* The problem: Copy each line below in which the string "medis" occurs.
+++
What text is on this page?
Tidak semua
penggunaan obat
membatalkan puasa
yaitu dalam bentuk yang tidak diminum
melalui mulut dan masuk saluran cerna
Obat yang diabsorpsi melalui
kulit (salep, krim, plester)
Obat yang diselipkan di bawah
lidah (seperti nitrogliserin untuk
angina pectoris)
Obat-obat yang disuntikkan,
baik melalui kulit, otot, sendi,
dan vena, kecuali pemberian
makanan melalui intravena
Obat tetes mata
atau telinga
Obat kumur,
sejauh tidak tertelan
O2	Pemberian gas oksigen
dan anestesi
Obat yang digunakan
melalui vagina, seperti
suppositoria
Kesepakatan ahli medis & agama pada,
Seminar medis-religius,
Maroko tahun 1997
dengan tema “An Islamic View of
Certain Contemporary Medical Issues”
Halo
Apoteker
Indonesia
+++
* Answer to the exercise:
Kesepakatan ahli medis & agama pada,
Seminar medis-religius,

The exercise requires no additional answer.